**** Extract provided ****

Educating Waze on road speeds

Hi all,
I’m looking at a UR here about Waze reporting a jam when actually the speed limit has been dropped to 20. I’m also aware of a section of road I use which has the national speed limit, but traffic generally doesn’t get above 30 as it’s between 2 junctions, and Waze often flags that as congested. Is there a way to teach Waze about what’s “normal” in these situations?
Regards
Martin

Hi,

Over time, Waze will learn the speed of the road based on the average speed of user driving through.
Have had this issue in nottingham at a couple of roads where a 40 section dropped to a 30 section, waze assumed the speed drop was traffic (as I suspect that some people did carry on at the higher speed until the cameras were planted!) until about a month pass when waze realised the speed was lower on a regular basis.

Des. . . :wink:

Thanks Des. So is it the case that Waze calculates driving times solely on the basis of the speed traffic moves along segments, or is there some background categorisation as well?

I get your point about where limits change, but the other section I have in mind, which often shows a slowdown, has been the same for years.

Thanks

Hi,

It did take a while for the road I was thinking of to stop showing slow traffic despite none actually being there.

The only information Waze will have is 1) the road type and 2) the actual speed data that has been generated over the years, hour-by-hour and day-by-day.
The assumption will be that the higher up the pecking order a road type is, the faster traffic can travel along it. The actual data logged by Waze users just having Waze on and those using for routing is stored up on their servers for x period of time.

**** Data for analysis ****

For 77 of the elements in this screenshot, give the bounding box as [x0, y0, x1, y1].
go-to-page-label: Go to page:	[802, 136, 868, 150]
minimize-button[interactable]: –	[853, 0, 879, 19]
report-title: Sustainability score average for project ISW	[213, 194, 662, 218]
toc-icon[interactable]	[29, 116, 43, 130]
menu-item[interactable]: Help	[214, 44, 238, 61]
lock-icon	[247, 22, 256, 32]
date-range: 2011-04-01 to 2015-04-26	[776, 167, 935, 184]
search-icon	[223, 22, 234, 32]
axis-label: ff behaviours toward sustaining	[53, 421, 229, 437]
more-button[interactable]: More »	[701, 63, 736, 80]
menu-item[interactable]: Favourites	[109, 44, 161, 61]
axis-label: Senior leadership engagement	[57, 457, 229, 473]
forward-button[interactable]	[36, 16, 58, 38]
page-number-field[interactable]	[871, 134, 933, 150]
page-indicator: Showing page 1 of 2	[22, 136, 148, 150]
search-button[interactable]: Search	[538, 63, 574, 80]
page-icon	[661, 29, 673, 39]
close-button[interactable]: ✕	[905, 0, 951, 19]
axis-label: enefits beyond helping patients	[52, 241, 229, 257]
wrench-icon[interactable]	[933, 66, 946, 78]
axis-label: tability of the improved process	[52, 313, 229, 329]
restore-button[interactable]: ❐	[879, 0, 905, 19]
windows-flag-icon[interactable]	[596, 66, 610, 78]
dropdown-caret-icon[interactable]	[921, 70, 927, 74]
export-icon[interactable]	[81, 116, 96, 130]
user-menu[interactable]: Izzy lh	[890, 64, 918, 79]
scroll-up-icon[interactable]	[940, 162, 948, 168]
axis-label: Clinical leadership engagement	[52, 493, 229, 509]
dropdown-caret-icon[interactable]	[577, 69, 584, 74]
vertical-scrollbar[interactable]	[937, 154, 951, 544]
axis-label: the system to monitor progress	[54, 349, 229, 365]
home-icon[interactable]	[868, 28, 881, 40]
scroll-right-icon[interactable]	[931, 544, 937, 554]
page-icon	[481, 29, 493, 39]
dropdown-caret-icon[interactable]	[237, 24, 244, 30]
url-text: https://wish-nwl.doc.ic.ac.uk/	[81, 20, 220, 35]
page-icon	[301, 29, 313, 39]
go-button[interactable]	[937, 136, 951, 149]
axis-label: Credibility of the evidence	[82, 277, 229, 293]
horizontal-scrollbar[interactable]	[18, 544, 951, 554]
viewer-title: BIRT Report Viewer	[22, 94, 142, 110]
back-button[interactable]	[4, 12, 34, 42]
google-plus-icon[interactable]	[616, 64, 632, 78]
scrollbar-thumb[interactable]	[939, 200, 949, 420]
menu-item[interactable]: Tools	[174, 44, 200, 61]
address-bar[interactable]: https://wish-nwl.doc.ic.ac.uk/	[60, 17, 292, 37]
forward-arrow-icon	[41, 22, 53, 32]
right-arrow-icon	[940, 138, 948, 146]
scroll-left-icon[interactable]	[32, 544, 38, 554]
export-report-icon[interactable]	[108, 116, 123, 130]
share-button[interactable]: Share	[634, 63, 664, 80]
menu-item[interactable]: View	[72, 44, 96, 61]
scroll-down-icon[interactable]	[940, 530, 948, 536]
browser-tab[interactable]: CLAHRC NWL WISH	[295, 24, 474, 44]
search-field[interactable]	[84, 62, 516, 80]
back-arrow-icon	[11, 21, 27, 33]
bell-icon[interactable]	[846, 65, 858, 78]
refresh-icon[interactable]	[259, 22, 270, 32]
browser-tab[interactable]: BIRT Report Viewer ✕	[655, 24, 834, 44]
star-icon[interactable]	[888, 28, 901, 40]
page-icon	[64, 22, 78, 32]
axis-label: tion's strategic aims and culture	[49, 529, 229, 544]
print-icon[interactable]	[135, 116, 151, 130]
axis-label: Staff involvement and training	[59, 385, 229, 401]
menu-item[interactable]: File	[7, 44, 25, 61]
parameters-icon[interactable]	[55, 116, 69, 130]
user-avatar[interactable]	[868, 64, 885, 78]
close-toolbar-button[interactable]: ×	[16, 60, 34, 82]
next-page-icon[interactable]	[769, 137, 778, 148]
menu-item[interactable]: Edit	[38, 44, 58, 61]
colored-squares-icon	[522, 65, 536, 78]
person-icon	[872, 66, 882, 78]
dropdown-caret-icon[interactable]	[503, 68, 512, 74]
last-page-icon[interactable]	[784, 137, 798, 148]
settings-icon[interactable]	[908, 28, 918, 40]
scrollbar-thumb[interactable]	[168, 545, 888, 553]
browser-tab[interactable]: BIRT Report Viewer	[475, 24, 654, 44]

****

- _Activity list_:
#1 Please retype the Waze road speeds thread between "I get your point" and "actually being there.", inclusive.
#2 Mark each statement as agreeing with the Waze road speeds thread or not, giving yes or no and quoting the deciding words: (a) The road Martin uses has the national speed limit. (b) In the first reply, Waze took about a week to recognize the lower speed on the Nottingham roads. (c) The last reply names three kinds of information Waze has.
The lines are separate material with no connection to the Waze road speeds thread.

- _Responses by task_:
#1
I get your point about where limits change, but the other section I have in mind, which often shows a slowdown, has been the same for years.

Thanks

Hi,

It did take a while for the road I was thinking of to stop showing slow traffic despite none actually being there.

#2
(a) Yes: "a section of road I use which has the national speed limit"
(b) No: "until about a month pass when waze realised the speed was lower on a regular basis"
(c) No: "The only information Waze will have is 1) the road type and 2) the actual speed data that has been generated over the years, hour-by-hour and day-by-day."